_Exercise task:_ Pick out the lines below that include the string "using".

_Records excerpted from a collection:_
····················

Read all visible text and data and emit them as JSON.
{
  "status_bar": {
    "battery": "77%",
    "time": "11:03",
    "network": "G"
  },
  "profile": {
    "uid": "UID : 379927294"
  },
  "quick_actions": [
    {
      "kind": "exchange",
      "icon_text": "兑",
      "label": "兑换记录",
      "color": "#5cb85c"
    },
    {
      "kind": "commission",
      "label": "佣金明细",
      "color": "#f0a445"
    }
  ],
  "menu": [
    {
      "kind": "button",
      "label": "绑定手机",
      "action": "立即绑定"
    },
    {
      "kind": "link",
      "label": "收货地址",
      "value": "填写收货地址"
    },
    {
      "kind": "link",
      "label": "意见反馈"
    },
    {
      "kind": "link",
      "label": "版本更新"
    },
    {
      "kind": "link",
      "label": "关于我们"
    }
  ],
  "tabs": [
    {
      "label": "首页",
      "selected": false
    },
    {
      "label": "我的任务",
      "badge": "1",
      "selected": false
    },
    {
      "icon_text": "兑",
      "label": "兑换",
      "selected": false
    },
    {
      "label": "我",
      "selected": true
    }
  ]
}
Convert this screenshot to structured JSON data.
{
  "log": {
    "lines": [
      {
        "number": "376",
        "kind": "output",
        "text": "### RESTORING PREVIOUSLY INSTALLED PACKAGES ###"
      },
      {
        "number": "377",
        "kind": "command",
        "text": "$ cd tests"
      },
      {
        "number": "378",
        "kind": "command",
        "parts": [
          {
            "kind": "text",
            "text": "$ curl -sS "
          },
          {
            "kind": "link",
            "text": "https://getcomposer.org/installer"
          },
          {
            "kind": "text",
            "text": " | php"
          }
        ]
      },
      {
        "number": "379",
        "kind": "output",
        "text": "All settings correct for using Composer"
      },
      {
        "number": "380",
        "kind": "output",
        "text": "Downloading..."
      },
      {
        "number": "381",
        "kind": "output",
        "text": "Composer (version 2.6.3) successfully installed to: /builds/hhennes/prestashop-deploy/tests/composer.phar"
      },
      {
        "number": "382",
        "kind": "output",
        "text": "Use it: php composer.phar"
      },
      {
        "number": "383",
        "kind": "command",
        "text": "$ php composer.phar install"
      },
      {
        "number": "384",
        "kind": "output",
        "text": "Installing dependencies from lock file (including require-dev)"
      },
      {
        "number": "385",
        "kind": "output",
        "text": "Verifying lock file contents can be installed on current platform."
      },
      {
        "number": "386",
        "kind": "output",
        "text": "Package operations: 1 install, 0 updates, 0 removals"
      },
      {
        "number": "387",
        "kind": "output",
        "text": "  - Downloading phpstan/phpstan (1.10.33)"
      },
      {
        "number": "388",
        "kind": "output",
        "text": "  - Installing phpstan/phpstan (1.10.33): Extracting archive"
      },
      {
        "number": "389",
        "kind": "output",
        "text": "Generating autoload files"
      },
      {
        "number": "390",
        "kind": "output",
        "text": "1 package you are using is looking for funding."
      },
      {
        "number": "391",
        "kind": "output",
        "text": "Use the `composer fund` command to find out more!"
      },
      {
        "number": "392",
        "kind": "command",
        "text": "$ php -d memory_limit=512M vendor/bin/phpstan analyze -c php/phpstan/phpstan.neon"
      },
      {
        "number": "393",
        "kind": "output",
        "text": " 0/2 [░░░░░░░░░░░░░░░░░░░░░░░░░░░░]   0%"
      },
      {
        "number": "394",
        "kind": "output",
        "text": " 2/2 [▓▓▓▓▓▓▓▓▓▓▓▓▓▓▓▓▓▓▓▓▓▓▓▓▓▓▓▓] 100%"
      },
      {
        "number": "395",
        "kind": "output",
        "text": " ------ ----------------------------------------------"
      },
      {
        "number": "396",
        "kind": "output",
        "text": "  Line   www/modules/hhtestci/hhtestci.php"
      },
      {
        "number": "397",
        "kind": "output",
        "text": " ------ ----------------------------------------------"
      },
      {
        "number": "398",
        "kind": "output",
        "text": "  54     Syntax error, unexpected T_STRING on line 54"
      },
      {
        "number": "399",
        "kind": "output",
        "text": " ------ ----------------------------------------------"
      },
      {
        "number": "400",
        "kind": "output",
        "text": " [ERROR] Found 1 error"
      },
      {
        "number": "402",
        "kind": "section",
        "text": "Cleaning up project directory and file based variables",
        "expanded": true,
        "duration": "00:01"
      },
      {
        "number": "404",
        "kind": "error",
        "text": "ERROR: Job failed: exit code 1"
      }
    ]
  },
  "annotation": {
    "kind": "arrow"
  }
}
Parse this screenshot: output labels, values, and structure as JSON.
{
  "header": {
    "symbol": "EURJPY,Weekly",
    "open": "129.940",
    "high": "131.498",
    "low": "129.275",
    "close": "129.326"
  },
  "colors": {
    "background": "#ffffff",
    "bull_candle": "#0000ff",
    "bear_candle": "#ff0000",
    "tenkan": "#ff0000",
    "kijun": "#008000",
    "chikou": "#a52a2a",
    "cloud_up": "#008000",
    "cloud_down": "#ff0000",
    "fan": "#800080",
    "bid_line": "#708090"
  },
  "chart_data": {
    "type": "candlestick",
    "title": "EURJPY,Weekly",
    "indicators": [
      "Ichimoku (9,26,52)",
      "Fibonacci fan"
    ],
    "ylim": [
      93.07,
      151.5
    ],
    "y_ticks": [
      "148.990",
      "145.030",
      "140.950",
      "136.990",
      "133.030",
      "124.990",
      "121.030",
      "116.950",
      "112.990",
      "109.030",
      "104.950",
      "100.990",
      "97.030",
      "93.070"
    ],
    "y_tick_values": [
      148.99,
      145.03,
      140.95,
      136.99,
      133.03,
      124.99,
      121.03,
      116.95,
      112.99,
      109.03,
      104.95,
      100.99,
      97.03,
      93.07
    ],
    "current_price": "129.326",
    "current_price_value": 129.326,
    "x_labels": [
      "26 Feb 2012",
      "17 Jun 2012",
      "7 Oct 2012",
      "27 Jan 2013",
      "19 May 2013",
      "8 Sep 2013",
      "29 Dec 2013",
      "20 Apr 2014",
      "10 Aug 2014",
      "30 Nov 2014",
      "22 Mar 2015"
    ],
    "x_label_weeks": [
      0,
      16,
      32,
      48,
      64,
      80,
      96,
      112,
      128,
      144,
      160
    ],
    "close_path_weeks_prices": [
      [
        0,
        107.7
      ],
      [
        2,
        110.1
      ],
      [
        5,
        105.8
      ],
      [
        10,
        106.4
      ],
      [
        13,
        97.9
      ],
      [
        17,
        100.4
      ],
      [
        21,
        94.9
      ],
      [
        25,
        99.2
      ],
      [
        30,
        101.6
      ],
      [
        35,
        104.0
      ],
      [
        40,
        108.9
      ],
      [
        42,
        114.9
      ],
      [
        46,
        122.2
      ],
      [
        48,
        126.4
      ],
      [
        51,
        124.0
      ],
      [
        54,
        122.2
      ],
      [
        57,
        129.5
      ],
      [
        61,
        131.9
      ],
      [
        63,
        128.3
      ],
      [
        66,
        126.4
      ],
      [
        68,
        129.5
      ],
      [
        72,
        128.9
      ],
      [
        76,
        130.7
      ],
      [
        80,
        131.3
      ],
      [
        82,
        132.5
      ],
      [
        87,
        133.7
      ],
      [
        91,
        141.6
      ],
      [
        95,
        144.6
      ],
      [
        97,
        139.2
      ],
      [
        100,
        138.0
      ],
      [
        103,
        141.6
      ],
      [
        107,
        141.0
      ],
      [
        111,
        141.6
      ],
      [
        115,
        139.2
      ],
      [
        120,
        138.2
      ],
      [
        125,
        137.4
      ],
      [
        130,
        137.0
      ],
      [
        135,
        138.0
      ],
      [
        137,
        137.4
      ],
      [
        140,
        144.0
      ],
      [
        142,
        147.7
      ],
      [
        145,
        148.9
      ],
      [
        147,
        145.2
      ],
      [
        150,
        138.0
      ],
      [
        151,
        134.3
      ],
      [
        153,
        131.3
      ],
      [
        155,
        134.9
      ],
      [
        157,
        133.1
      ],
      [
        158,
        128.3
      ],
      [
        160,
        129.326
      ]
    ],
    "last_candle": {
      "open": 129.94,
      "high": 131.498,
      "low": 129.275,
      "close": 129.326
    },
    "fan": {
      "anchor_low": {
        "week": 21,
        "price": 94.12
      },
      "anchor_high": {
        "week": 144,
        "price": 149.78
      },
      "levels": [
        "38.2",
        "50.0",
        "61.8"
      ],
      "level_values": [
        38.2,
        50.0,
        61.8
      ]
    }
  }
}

····················

_Output:_
        "text": "All settings correct for using Composer"
        "text": "1 package you are using is looking for funding."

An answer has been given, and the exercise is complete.